[Records excerpted from a collection]
begin

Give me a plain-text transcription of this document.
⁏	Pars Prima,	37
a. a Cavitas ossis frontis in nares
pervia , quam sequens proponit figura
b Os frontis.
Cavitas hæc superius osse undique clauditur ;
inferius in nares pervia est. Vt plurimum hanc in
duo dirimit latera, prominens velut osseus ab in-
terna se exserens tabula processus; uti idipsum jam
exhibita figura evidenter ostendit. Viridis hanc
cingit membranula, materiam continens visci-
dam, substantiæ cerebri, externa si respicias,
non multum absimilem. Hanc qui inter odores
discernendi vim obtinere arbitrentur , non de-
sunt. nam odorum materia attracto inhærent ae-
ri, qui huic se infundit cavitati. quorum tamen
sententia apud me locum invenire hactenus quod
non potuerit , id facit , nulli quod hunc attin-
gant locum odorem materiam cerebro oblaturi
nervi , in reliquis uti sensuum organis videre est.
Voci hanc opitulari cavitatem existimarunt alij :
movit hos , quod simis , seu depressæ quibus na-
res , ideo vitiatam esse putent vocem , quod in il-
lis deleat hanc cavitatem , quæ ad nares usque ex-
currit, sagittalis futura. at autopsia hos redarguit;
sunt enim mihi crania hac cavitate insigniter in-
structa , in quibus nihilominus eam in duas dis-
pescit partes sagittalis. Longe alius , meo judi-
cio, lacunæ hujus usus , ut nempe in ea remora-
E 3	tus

end

**Directions:** Copy out every line of the material above that mentions the word "sunt".

**Solved problem:**
sunt. nam odorum materia attracto inhærent ae-
sunt enim mihi crania hac cavitate insigniter in-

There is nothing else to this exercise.